Jeffrey Allen (born 23 April 1946, Matlock, Derbyshire) is an English rock and blues session drummer.  Allen is best known for his work with East of Eden, Snowy White, Bonnie Tyler, Mick Taylor and Van Morrison. 

He is not to be confused, although in many listings often is, with the similarly named former drummer with the British glam rock outfit, Hello, whose brother is Ultravox's Chris Cross.

Biography
Allen became the drummer with the Glasgow based band, The Beatstalkers, who played residencies at the Marquee Club in London, and the Frankfurt and Cologne 'Storeyville' clubs. Allen joined East of Eden in 1971, and his percussion work appeared on five of their albums in the 1970s. In the early 1980s, working as a freelance session musician, Allen played on albums recorded by Bonnie Tyler (Goodbye to the Island), Murray Head (Voices) and John Martyn (Well Kept Secret). In 1986, Allen joined Snowy White's Blues Agency, and drummed on their 1988 album, Change My Life.

* [Written request]: According to the Jeffrey Allen biography, which band did Allen join in 1986?

* [Rows]:
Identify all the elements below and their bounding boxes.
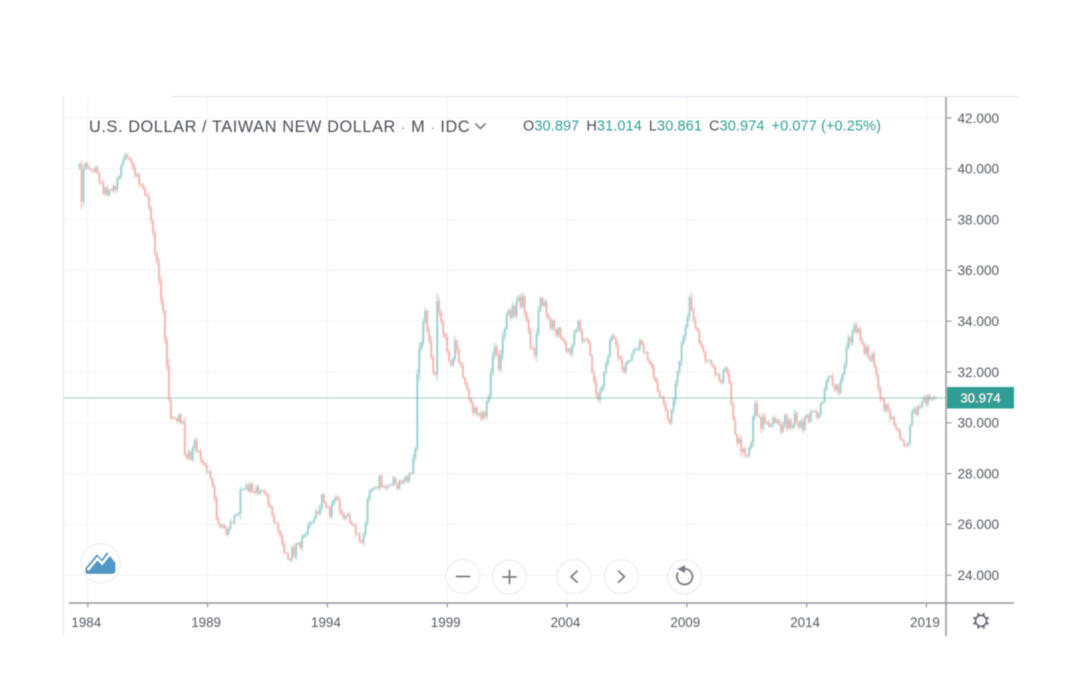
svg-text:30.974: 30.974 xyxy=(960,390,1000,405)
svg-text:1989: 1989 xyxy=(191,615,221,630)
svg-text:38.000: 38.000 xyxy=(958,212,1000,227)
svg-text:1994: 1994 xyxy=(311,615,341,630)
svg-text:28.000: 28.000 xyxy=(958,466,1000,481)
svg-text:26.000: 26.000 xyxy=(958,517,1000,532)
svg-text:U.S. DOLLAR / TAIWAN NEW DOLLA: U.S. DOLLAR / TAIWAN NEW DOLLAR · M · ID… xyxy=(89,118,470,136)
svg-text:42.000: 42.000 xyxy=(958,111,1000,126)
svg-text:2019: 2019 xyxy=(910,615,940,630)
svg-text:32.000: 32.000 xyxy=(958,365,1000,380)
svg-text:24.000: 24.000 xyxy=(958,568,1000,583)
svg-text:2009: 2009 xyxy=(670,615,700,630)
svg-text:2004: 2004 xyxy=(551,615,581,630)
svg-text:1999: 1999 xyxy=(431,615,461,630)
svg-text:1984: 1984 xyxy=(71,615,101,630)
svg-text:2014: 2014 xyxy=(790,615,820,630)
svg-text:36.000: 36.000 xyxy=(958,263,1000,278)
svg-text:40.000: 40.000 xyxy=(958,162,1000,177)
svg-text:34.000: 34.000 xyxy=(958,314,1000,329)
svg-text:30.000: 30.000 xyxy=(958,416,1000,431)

* [Expected output]: Snowy White's Blues Agency